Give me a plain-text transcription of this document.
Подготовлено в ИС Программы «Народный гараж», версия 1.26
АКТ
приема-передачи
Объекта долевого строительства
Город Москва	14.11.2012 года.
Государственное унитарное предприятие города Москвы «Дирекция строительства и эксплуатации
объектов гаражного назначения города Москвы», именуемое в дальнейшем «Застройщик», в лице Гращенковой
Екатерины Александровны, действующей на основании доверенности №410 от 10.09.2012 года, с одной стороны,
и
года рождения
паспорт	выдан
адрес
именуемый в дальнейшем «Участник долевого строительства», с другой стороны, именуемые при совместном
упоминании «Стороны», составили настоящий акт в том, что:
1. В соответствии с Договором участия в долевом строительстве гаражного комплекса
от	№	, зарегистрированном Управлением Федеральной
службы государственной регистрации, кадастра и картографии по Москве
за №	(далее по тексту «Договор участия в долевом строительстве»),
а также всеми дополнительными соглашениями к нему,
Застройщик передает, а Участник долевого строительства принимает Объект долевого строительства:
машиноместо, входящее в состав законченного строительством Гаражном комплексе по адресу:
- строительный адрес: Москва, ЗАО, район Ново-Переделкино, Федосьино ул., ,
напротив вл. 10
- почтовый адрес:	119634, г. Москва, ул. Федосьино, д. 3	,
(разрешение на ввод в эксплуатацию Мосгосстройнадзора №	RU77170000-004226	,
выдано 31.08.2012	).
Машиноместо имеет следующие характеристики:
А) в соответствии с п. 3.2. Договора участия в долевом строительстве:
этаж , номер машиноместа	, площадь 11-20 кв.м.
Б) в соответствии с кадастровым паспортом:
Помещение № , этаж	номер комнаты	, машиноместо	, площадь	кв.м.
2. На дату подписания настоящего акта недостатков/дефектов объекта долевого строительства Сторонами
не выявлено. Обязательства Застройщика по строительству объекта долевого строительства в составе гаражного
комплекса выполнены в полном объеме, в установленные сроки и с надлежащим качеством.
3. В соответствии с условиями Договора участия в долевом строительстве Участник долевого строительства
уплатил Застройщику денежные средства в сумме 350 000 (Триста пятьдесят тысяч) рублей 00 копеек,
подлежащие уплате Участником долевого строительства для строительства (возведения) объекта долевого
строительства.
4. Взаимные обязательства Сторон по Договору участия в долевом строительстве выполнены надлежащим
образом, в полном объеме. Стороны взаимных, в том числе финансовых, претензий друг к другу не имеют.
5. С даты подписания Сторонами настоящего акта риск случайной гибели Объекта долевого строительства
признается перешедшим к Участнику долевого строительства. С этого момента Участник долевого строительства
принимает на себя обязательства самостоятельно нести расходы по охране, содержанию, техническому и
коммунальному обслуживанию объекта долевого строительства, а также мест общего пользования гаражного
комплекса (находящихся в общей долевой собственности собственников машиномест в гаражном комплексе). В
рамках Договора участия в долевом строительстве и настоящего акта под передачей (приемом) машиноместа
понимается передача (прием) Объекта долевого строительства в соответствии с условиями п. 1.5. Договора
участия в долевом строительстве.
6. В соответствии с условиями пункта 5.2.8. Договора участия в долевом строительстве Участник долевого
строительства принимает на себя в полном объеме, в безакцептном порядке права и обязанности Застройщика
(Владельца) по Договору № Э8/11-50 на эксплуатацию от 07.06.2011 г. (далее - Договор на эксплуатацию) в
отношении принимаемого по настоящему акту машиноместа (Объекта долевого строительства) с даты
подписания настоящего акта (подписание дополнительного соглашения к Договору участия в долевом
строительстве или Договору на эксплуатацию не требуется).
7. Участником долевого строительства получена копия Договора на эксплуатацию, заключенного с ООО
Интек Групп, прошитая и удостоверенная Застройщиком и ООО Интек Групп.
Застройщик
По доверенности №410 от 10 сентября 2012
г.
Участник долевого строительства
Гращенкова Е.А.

-=-=-=-=-

▸ **Task**:
Extract all of the data above without altering anything.

▸ **Worked answer**:
Give me a plain-text transcription of this document.
Подготовлено в ИС Программы «Народный гараж», версия 1.26
АКТ
приема-передачи
Объекта долевого строительства
Город Москва	14.11.2012 года.
Государственное унитарное предприятие города Москвы «Дирекция строительства и эксплуатации
объектов гаражного назначения города Москвы», именуемое в дальнейшем «Застройщик», в лице Гращенковой
Екатерины Александровны, действующей на основании доверенности №410 от 10.09.2012 года, с одной стороны,
и
года рождения
паспорт	выдан
адрес
именуемый в дальнейшем «Участник долевого строительства», с другой стороны, именуемые при совместном
упоминании «Стороны», составили настоящий акт в том, что:
1. В соответствии с Договором участия в долевом строительстве гаражного комплекса
от	№	, зарегистрированном Управлением Федеральной
службы государственной регистрации, кадастра и картографии по Москве
за №	(далее по тексту «Договор участия в долевом строительстве»),
а также всеми дополнительными соглашениями к нему,
Застройщик передает, а Участник долевого строительства принимает Объект долевого строительства:
машиноместо, входящее в состав законченного строительством Гаражном комплексе по адресу:
- строительный адрес: Москва, ЗАО, район Ново-Переделкино, Федосьино ул., ,
напротив вл. 10
- почтовый адрес:	119634, г. Москва, ул. Федосьино, д. 3	,
(разрешение на ввод в эксплуатацию Мосгосстройнадзора №	RU77170000-004226	,
выдано 31.08.2012	).
Машиноместо имеет следующие характеристики:
А) в соответствии с п. 3.2. Договора участия в долевом строительстве:
этаж , номер машиноместа	, площадь 11-20 кв.м.
Б) в соответствии с кадастровым паспортом:
Помещение № , этаж	номер комнаты	, машиноместо	, площадь	кв.м.
2. На дату подписания настоящего акта недостатков/дефектов объекта долевого строительства Сторонами
не выявлено. Обязательства Застройщика по строительству объекта долевого строительства в составе гаражного
комплекса выполнены в полном объеме, в установленные сроки и с надлежащим качеством.
3. В соответствии с условиями Договора участия в долевом строительстве Участник долевого строительства
уплатил Застройщику денежные средства в сумме 350 000 (Триста пятьдесят тысяч) рублей 00 копеек,
подлежащие уплате Участником долевого строительства для строительства (возведения) объекта долевого
строительства.
4. Взаимные обязательства Сторон по Договору участия в долевом строительстве выполнены надлежащим
образом, в полном объеме. Стороны взаимных, в том числе финансовых, претензий друг к другу не имеют.
5. С даты подписания Сторонами настоящего акта риск случайной гибели Объекта долевого строительства
признается перешедшим к Участнику долевого строительства. С этого момента Участник долевого строительства
принимает на себя обязательства самостоятельно нести расходы по охране, содержанию, техническому и
коммунальному обслуживанию объекта долевого строительства, а также мест общего пользования гаражного
комплекса (находящихся в общей долевой собственности собственников машиномест в гаражном комплексе). В
рамках Договора участия в долевом строительстве и настоящего акта под передачей (приемом) машиноместа
понимается передача (прием) Объекта долевого строительства в соответствии с условиями п. 1.5. Договора
участия в долевом строительстве.
6. В соответствии с условиями пункта 5.2.8. Договора участия в долевом строительстве Участник долевого
строительства принимает на себя в полном объеме, в безакцептном порядке права и обязанности Застройщика
(Владельца) по Договору № Э8/11-50 на эксплуатацию от 07.06.2011 г. (далее - Договор на эксплуатацию) в
отношении принимаемого по настоящему акту машиноместа (Объекта долевого строительства) с даты
подписания настоящего акта (подписание дополнительного соглашения к Договору участия в долевом
строительстве или Договору на эксплуатацию не требуется).
7. Участником долевого строительства получена копия Договора на эксплуатацию, заключенного с ООО
Интек Групп, прошитая и удостоверенная Застройщиком и ООО Интек Групп.
Застройщик
По доверенности №410 от 10 сентября 2012
г.
Участник долевого строительства
Гращенкова Е.А.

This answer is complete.